* WORK TO DO
Write out, without any change, the part of the listing that runs from its first line through the line containing "price-axis: [1484, 58, 1539, 869]", including both of those lines.

Saved data entries:
[BEGIN]

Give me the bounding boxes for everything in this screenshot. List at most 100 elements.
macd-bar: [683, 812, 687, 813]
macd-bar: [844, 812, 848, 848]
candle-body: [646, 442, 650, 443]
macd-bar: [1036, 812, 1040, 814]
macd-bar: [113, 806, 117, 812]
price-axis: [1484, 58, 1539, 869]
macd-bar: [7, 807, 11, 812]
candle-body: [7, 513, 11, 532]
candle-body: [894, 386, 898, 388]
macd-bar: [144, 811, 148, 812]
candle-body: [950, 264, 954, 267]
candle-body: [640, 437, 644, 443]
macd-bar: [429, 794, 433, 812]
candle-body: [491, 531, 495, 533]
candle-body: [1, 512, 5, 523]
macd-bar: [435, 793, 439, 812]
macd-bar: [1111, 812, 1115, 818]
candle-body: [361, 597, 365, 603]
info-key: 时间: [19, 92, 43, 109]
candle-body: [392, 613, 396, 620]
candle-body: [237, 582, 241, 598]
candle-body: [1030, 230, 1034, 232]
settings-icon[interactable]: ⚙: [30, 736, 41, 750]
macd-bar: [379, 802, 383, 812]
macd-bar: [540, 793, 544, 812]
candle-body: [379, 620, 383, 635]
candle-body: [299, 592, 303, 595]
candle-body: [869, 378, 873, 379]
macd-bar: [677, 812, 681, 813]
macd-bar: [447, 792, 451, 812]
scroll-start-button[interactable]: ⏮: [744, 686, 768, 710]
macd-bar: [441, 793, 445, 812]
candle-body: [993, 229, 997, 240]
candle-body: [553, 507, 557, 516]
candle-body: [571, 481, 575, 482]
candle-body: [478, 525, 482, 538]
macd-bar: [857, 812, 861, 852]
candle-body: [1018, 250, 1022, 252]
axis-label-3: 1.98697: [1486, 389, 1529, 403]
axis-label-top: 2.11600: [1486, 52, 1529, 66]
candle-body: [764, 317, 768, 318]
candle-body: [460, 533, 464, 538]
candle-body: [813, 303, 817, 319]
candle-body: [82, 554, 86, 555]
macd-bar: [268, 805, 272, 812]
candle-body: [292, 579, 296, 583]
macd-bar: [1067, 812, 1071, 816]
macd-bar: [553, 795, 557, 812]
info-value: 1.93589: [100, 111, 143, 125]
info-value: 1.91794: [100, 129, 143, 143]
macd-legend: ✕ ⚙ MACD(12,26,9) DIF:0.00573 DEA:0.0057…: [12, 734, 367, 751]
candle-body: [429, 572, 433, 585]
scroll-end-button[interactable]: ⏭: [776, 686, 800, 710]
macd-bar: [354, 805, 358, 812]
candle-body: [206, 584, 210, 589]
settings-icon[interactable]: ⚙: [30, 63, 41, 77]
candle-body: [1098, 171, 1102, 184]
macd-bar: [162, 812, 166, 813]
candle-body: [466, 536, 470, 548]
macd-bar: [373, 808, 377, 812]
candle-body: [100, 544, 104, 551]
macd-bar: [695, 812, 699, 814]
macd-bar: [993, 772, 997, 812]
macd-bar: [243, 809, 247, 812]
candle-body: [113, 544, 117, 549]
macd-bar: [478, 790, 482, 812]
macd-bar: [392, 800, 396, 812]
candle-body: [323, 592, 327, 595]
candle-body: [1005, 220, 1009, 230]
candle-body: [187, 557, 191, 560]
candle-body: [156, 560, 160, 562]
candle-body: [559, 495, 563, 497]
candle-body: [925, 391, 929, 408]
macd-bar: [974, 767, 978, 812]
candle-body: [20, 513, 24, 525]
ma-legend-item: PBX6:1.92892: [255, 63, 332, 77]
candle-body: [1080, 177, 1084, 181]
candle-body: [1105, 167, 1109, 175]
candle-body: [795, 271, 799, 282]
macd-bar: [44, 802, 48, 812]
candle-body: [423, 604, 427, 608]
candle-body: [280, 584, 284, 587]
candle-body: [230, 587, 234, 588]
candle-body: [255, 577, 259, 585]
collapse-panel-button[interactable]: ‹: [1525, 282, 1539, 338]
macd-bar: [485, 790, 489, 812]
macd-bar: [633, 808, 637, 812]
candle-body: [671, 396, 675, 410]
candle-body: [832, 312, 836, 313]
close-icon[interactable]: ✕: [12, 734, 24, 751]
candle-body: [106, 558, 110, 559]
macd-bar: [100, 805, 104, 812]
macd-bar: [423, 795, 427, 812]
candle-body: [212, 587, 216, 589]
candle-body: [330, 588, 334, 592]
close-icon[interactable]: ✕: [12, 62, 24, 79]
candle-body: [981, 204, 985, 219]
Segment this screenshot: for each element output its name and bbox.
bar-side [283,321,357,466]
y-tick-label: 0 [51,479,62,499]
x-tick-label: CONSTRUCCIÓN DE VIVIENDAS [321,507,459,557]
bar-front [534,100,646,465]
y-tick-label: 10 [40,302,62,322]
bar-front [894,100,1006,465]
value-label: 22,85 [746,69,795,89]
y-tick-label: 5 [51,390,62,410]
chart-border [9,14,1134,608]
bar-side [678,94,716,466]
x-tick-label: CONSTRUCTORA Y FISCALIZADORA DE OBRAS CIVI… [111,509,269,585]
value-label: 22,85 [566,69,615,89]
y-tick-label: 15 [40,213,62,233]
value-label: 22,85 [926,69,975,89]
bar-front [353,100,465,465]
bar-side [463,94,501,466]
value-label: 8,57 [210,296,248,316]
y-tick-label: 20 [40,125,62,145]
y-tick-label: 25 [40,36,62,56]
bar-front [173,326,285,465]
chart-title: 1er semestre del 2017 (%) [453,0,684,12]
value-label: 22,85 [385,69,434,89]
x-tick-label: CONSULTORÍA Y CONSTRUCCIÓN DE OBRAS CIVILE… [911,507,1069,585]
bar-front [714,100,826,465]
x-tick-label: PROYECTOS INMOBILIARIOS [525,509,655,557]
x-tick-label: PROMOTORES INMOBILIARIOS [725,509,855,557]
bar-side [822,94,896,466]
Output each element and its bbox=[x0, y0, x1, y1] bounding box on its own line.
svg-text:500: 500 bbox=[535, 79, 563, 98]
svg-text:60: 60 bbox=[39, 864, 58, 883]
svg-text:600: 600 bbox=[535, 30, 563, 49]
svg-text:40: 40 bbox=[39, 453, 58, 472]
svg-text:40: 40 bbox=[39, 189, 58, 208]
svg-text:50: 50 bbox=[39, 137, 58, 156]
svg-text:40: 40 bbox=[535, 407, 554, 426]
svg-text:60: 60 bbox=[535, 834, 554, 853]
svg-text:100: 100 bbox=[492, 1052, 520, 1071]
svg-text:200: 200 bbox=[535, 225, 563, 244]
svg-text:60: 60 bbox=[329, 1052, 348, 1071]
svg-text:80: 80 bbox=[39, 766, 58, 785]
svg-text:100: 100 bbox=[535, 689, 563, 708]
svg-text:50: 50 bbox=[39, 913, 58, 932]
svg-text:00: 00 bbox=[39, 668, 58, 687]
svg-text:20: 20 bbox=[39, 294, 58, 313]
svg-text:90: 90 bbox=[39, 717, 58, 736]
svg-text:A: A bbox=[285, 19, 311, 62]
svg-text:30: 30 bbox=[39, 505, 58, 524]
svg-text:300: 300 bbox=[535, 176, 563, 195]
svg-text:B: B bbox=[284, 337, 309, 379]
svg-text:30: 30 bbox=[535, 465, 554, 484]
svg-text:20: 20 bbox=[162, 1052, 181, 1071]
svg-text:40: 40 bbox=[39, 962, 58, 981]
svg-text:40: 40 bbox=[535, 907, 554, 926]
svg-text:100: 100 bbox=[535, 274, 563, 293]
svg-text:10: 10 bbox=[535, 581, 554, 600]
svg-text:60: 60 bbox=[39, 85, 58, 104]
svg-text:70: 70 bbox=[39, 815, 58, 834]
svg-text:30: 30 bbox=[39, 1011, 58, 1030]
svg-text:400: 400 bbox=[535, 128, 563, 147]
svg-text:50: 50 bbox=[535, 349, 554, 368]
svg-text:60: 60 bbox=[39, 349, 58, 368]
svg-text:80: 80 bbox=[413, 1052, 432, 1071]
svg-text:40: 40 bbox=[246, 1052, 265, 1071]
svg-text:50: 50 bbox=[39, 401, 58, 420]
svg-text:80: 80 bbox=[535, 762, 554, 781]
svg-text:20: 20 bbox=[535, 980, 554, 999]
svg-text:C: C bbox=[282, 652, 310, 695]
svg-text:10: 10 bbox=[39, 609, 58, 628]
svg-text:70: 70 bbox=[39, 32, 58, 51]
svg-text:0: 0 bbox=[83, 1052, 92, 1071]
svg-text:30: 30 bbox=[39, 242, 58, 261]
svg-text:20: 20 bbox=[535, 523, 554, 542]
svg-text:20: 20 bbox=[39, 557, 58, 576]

[END]

* ANSWER
Give me the bounding boxes for everything in this screenshot. List at most 100 elements.
macd-bar: [683, 812, 687, 813]
macd-bar: [844, 812, 848, 848]
candle-body: [646, 442, 650, 443]
macd-bar: [1036, 812, 1040, 814]
macd-bar: [113, 806, 117, 812]
price-axis: [1484, 58, 1539, 869]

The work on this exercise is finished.